_Problem requirements:_ Your task is to extract every line from the material below exactly.
=====
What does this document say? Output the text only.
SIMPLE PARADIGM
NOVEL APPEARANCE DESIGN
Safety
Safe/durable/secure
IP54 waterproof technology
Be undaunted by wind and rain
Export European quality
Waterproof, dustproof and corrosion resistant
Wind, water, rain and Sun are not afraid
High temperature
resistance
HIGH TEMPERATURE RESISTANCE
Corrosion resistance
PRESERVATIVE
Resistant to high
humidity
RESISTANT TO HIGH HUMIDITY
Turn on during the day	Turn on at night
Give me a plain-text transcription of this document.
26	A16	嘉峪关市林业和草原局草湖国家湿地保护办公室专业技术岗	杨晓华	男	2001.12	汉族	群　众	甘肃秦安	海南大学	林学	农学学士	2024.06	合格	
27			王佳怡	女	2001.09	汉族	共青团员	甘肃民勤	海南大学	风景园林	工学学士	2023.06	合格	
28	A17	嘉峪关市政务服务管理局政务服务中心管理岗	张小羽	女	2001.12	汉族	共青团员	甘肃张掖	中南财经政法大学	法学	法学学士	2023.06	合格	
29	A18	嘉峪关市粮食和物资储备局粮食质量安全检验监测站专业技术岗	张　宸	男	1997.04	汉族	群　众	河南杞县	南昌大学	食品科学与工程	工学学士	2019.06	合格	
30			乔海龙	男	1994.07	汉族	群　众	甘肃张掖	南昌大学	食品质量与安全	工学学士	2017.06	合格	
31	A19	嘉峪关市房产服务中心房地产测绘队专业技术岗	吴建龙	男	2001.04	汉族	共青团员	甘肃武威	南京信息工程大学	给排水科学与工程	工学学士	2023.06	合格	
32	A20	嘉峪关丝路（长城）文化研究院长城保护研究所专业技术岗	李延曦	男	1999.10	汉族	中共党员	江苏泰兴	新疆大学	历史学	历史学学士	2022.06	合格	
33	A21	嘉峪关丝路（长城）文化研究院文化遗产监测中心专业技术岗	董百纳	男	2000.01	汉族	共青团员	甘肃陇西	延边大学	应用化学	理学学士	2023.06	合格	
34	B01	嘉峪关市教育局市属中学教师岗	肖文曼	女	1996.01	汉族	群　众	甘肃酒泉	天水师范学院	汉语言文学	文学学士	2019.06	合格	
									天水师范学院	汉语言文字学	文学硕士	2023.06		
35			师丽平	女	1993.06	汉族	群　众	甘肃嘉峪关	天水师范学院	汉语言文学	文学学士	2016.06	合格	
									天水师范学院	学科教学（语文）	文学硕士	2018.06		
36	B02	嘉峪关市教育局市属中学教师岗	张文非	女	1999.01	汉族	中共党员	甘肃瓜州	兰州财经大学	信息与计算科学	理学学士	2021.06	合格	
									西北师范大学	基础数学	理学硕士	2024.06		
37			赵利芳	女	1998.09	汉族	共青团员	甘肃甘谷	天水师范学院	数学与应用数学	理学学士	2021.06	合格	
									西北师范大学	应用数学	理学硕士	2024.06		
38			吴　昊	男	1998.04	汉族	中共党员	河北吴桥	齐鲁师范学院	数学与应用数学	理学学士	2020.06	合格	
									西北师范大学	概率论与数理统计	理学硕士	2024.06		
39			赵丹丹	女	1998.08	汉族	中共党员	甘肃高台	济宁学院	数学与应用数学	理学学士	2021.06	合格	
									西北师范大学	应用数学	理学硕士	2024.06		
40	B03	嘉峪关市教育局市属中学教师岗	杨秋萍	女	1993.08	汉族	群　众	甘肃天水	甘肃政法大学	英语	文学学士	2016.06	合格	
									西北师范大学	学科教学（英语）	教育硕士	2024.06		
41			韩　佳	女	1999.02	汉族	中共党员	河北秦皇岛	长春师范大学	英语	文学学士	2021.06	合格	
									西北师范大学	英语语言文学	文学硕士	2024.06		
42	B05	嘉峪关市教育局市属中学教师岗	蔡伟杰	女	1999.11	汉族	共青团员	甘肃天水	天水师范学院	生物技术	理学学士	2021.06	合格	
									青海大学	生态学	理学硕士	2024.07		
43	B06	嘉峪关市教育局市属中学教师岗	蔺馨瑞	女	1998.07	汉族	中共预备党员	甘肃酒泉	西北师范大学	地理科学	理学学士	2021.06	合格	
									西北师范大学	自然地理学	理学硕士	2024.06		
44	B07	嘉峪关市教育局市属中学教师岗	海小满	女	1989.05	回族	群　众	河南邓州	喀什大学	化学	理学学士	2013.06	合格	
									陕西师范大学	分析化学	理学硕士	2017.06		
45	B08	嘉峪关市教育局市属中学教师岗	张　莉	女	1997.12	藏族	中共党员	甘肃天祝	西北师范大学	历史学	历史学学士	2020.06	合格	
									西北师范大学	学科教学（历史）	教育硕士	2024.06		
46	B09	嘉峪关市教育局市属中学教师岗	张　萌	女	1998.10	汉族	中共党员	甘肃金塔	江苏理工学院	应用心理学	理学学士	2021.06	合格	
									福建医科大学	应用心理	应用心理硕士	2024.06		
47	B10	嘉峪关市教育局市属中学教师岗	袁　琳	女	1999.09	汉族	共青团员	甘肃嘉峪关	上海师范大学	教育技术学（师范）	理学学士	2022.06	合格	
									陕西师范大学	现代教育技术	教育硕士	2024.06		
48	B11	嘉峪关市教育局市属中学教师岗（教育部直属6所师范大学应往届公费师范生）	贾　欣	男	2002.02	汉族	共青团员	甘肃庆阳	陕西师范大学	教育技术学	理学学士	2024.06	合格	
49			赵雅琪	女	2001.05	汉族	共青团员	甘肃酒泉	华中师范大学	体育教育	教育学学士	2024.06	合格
=====
_Solution for this problem:_
What does this document say? Output the text only.
SIMPLE PARADIGM
NOVEL APPEARANCE DESIGN
Safety
Safe/durable/secure
IP54 waterproof technology
Be undaunted by wind and rain
Export European quality
Waterproof, dustproof and corrosion resistant
Wind, water, rain and Sun are not afraid
High temperature
resistance
HIGH TEMPERATURE RESISTANCE
Corrosion resistance
PRESERVATIVE
Resistant to high
humidity
RESISTANT TO HIGH HUMIDITY
Turn on during the day	Turn on at night
Give me a plain-text transcription of this document.
26	A16	嘉峪关市林业和草原局草湖国家湿地保护办公室专业技术岗	杨晓华	男	2001.12	汉族	群　众	甘肃秦安	海南大学	林学	农学学士	2024.06	合格	
27			王佳怡	女	2001.09	汉族	共青团员	甘肃民勤	海南大学	风景园林	工学学士	2023.06	合格	
28	A17	嘉峪关市政务服务管理局政务服务中心管理岗	张小羽	女	2001.12	汉族	共青团员	甘肃张掖	中南财经政法大学	法学	法学学士	2023.06	合格	
29	A18	嘉峪关市粮食和物资储备局粮食质量安全检验监测站专业技术岗	张　宸	男	1997.04	汉族	群　众	河南杞县	南昌大学	食品科学与工程	工学学士	2019.06	合格	
30			乔海龙	男	1994.07	汉族	群　众	甘肃张掖	南昌大学	食品质量与安全	工学学士	2017.06	合格	
31	A19	嘉峪关市房产服务中心房地产测绘队专业技术岗	吴建龙	男	2001.04	汉族	共青团员	甘肃武威	南京信息工程大学	给排水科学与工程	工学学士	2023.06	合格	
32	A20	嘉峪关丝路（长城）文化研究院长城保护研究所专业技术岗	李延曦	男	1999.10	汉族	中共党员	江苏泰兴	新疆大学	历史学	历史学学士	2022.06	合格	
33	A21	嘉峪关丝路（长城）文化研究院文化遗产监测中心专业技术岗	董百纳	男	2000.01	汉族	共青团员	甘肃陇西	延边大学	应用化学	理学学士	2023.06	合格	
34	B01	嘉峪关市教育局市属中学教师岗	肖文曼	女	1996.01	汉族	群　众	甘肃酒泉	天水师范学院	汉语言文学	文学学士	2019.06	合格	
									天水师范学院	汉语言文字学	文学硕士	2023.06		
35			师丽平	女	1993.06	汉族	群　众	甘肃嘉峪关	天水师范学院	汉语言文学	文学学士	2016.06	合格	
									天水师范学院	学科教学（语文）	文学硕士	2018.06		
36	B02	嘉峪关市教育局市属中学教师岗	张文非	女	1999.01	汉族	中共党员	甘肃瓜州	兰州财经大学	信息与计算科学	理学学士	2021.06	合格	
									西北师范大学	基础数学	理学硕士	2024.06		
37			赵利芳	女	1998.09	汉族	共青团员	甘肃甘谷	天水师范学院	数学与应用数学	理学学士	2021.06	合格	
									西北师范大学	应用数学	理学硕士	2024.06		
38			吴　昊	男	1998.04	汉族	中共党员	河北吴桥	齐鲁师范学院	数学与应用数学	理学学士	2020.06	合格	
									西北师范大学	概率论与数理统计	理学硕士	2024.06		
39			赵丹丹	女	1998.08	汉族	中共党员	甘肃高台	济宁学院	数学与应用数学	理学学士	2021.06	合格	
									西北师范大学	应用数学	理学硕士	2024.06		
40	B03	嘉峪关市教育局市属中学教师岗	杨秋萍	女	1993.08	汉族	群　众	甘肃天水	甘肃政法大学	英语	文学学士	2016.06	合格	
									西北师范大学	学科教学（英语）	教育硕士	2024.06		
41			韩　佳	女	1999.02	汉族	中共党员	河北秦皇岛	长春师范大学	英语	文学学士	2021.06	合格	
									西北师范大学	英语语言文学	文学硕士	2024.06		
42	B05	嘉峪关市教育局市属中学教师岗	蔡伟杰	女	1999.11	汉族	共青团员	甘肃天水	天水师范学院	生物技术	理学学士	2021.06	合格	
									青海大学	生态学	理学硕士	2024.07		
43	B06	嘉峪关市教育局市属中学教师岗	蔺馨瑞	女	1998.07	汉族	中共预备党员	甘肃酒泉	西北师范大学	地理科学	理学学士	2021.06	合格	
									西北师范大学	自然地理学	理学硕士	2024.06		
44	B07	嘉峪关市教育局市属中学教师岗	海小满	女	1989.05	回族	群　众	河南邓州	喀什大学	化学	理学学士	2013.06	合格	
									陕西师范大学	分析化学	理学硕士	2017.06		
45	B08	嘉峪关市教育局市属中学教师岗	张　莉	女	1997.12	藏族	中共党员	甘肃天祝	西北师范大学	历史学	历史学学士	2020.06	合格	
									西北师范大学	学科教学（历史）	教育硕士	2024.06		
46	B09	嘉峪关市教育局市属中学教师岗	张　萌	女	1998.10	汉族	中共党员	甘肃金塔	江苏理工学院	应用心理学	理学学士	2021.06	合格	
									福建医科大学	应用心理	应用心理硕士	2024.06		
47	B10	嘉峪关市教育局市属中学教师岗	袁　琳	女	1999.09	汉族	共青团员	甘肃嘉峪关	上海师范大学	教育技术学（师范）	理学学士	2022.06	合格	
									陕西师范大学	现代教育技术	教育硕士	2024.06		
48	B11	嘉峪关市教育局市属中学教师岗（教育部直属6所师范大学应往届公费师范生）	贾　欣	男	2002.02	汉族	共青团员	甘肃庆阳	陕西师范大学	教育技术学	理学学士	2024.06	合格	
49			赵雅琪	女	2001.05	汉族	共青团员	甘肃酒泉	华中师范大学	体育教育	教育学学士	2024.06	合格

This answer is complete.